Dataset listings of figures:
○ ○ ○ ○
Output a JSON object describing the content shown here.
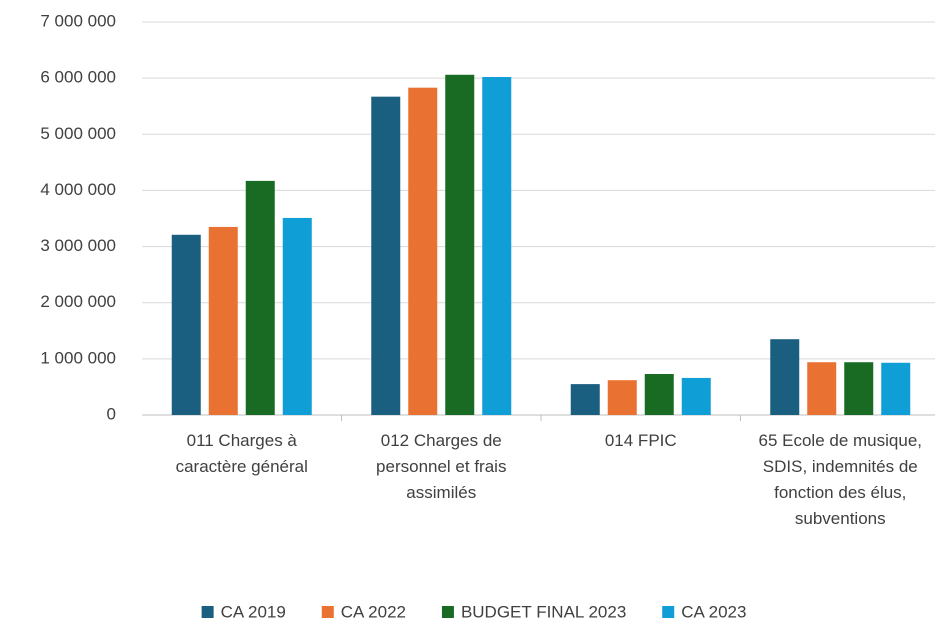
{
  "chart_data": {
    "type": "bar",
    "categories": [
      "011 Charges à caractère général",
      "012 Charges de personnel et frais assimilés",
      "014 FPIC",
      "65 Ecole de musique, SDIS, indemnités de fonction des élus, subventions"
    ],
    "series": [
      {
        "name": "CA 2019",
        "color": "#1a5e80",
        "values": [
          3210000,
          5670000,
          550000,
          1350000
        ]
      },
      {
        "name": "CA 2022",
        "color": "#e97132",
        "values": [
          3350000,
          5830000,
          620000,
          940000
        ]
      },
      {
        "name": "BUDGET FINAL 2023",
        "color": "#196b24",
        "values": [
          4170000,
          6060000,
          730000,
          940000
        ]
      },
      {
        "name": "CA 2023",
        "color": "#0f9ed5",
        "values": [
          3510000,
          6020000,
          660000,
          930000
        ]
      }
    ],
    "ylim": [
      0,
      7000000
    ],
    "yticks": [
      0,
      {
        "value": 1000000,
        "label": "1 000 000"
      },
      {
        "value": 2000000,
        "label": "2 000 000"
      },
      {
        "value": 3000000,
        "label": "3 000 000"
      },
      {
        "value": 4000000,
        "label": "4 000 000"
      },
      {
        "value": 5000000,
        "label": "5 000 000"
      },
      {
        "value": 6000000,
        "label": "6 000 000"
      },
      {
        "value": 7000000,
        "label": "7 000 000"
      }
    ],
    "grid": true,
    "legend": "bottom"
  }
}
○ ○ ○ ○
- **WORK TO BE COMPLETED**:
Transcribe every entry word for word, but omit the pictures.

- **WRITTEN ANSWER**:
Output a JSON object describing the content shown here.
{
  "chart_data": {
    "type": "bar",
    "categories": [
      "011 Charges à caractère général",
      "012 Charges de personnel et frais assimilés",
      "014 FPIC",
      "65 Ecole de musique, SDIS, indemnités de fonction des élus, subventions"
    ],
    "series": [
      {
        "name": "CA 2019",
        "color": "#1a5e80",
        "values": [
          3210000,
          5670000,
          550000,
          1350000
        ]
      },
      {
        "name": "CA 2022",
        "color": "#e97132",
        "values": [
          3350000,
          5830000,
          620000,
          940000
        ]
      },
      {
        "name": "BUDGET FINAL 2023",
        "color": "#196b24",
        "values": [
          4170000,
          6060000,
          730000,
          940000
        ]
      },
      {
        "name": "CA 2023",
        "color": "#0f9ed5",
        "values": [
          3510000,
          6020000,
          660000,
          930000
        ]
      }
    ],
    "ylim": [
      0,
      7000000
    ],
    "yticks": [
      0,
      {
        "value": 1000000,
        "label": "1 000 000"
      },
      {
        "value": 2000000,
        "label": "2 000 000"
      },
      {
        "value": 3000000,
        "label": "3 000 000"
      },
      {
        "value": 4000000,
        "label": "4 000 000"
      },
      {
        "value": 5000000,
        "label": "5 000 000"
      },
      {
        "value": 6000000,
        "label": "6 000 000"
      },
      {
        "value": 7000000,
        "label": "7 000 000"
      }
    ],
    "grid": true,
    "legend": "bottom"
  }
}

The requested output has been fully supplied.